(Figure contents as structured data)
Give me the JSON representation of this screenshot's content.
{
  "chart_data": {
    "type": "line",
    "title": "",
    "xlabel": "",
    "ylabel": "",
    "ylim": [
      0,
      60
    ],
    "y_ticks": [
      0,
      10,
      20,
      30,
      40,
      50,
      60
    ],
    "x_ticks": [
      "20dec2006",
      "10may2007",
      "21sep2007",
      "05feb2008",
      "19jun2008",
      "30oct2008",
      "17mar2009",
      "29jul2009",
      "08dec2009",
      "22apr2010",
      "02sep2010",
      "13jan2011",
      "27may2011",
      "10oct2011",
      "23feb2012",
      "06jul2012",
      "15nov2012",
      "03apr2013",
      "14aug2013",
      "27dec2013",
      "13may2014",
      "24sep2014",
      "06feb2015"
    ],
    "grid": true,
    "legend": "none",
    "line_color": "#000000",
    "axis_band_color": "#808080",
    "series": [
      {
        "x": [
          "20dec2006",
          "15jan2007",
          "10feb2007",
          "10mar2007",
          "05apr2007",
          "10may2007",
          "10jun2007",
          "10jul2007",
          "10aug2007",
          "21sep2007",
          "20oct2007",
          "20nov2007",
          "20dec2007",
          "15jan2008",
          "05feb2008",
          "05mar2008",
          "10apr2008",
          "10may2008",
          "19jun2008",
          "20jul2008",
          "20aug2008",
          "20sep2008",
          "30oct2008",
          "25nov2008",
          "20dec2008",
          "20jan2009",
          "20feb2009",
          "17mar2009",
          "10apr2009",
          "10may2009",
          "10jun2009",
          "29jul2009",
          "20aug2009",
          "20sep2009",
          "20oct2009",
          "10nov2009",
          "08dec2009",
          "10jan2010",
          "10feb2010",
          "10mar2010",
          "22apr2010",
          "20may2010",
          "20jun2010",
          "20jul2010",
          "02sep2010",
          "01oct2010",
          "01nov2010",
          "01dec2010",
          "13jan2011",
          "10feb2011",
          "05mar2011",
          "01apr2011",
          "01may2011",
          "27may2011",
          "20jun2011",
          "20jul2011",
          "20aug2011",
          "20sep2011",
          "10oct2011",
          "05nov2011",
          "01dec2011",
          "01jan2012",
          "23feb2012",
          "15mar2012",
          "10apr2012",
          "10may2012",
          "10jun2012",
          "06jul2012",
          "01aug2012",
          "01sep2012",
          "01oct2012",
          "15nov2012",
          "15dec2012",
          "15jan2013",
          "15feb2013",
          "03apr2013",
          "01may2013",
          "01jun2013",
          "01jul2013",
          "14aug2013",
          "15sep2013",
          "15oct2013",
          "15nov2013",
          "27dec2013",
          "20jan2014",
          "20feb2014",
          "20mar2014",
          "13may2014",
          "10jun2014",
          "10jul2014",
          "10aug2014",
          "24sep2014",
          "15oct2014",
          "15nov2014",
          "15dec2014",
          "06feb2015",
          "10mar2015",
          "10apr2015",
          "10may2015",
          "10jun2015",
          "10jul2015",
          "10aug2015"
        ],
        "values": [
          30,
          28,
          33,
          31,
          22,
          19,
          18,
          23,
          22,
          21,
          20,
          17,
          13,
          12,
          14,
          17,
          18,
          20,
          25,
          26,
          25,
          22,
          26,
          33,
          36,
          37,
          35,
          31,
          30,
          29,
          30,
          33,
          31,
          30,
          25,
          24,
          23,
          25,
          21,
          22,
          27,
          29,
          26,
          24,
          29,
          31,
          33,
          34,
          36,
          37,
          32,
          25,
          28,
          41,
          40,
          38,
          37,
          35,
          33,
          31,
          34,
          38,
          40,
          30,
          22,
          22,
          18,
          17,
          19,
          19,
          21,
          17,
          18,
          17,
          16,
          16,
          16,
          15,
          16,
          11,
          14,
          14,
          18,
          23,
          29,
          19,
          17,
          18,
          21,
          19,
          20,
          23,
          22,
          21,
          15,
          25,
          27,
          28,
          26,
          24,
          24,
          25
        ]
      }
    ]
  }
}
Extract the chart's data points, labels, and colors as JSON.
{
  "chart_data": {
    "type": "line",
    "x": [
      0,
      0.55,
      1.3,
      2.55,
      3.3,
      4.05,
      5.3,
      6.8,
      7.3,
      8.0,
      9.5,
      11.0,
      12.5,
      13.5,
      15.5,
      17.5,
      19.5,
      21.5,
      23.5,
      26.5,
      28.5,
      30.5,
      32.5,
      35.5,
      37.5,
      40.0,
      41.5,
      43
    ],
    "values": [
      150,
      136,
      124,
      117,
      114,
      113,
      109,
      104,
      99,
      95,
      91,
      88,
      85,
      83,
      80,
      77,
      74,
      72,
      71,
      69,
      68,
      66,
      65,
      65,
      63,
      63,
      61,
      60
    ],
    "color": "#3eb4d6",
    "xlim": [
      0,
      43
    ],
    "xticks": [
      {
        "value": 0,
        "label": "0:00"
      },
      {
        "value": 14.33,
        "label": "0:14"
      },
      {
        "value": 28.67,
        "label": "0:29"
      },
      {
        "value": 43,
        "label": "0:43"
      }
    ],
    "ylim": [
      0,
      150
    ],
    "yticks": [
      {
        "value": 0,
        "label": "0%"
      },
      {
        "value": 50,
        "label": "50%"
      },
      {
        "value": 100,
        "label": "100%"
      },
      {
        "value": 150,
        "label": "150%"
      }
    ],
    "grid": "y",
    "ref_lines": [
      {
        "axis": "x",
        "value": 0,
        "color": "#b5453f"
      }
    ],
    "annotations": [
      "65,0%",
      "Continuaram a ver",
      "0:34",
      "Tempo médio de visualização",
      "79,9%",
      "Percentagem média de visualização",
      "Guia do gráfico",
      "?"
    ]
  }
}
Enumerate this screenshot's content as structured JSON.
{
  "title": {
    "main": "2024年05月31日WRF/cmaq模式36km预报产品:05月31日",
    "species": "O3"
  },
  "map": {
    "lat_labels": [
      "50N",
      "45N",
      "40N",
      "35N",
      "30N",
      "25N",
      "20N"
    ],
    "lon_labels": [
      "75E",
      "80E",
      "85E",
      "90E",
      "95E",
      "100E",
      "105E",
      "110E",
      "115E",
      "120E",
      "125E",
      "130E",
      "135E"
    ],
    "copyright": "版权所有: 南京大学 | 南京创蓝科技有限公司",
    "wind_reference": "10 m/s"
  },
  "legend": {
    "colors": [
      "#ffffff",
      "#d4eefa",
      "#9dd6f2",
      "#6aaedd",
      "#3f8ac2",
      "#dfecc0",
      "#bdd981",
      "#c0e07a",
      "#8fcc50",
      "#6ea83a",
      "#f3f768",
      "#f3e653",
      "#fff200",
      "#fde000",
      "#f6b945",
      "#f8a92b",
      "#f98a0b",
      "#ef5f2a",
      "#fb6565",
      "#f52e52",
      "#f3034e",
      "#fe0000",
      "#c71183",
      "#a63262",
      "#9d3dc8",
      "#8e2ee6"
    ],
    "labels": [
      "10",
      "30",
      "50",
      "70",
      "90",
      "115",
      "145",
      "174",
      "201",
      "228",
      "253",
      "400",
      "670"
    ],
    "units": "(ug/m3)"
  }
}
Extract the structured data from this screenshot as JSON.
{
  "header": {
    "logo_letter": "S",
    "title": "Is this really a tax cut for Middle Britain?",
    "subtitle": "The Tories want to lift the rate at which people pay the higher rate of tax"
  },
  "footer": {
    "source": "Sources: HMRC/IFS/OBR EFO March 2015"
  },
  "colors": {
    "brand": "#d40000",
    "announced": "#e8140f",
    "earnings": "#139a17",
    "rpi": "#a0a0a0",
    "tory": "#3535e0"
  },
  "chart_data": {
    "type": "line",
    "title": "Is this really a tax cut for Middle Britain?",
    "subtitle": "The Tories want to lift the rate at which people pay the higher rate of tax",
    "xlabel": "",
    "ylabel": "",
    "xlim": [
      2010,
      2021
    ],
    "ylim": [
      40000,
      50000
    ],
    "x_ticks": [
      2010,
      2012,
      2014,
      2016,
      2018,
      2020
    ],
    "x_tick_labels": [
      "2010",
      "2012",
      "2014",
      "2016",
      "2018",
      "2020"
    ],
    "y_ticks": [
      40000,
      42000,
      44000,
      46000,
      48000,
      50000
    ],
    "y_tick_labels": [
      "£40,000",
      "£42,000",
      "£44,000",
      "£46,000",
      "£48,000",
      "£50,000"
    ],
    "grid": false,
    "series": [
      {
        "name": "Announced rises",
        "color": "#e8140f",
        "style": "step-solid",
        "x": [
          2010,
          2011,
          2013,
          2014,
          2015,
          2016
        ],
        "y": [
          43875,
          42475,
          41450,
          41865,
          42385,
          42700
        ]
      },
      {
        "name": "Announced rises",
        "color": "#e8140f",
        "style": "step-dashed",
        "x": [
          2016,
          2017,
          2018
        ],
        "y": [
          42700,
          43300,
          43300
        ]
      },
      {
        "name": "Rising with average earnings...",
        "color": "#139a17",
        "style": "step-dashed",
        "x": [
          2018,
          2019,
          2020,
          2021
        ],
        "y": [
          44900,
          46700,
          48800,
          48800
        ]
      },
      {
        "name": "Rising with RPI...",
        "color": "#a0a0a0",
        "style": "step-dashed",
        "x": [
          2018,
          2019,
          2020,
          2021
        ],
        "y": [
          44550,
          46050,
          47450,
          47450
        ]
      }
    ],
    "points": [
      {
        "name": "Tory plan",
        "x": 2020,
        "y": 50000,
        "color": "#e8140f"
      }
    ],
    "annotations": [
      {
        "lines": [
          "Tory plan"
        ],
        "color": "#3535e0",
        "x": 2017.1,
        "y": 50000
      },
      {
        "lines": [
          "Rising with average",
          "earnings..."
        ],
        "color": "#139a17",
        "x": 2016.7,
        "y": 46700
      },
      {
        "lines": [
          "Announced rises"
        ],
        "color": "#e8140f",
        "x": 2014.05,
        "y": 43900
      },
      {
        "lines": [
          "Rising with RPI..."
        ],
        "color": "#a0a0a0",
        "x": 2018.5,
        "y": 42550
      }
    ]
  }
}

_GIVEN TASK_.
Gather every line from the listing above in which the word "want" appears.

_ANSWER TO THE PROBLEM_.
    "subtitle": "The Tories want to lift the rate at which people pay the higher rate of tax"
    "subtitle": "The Tories want to lift the rate at which people pay the higher rate of tax",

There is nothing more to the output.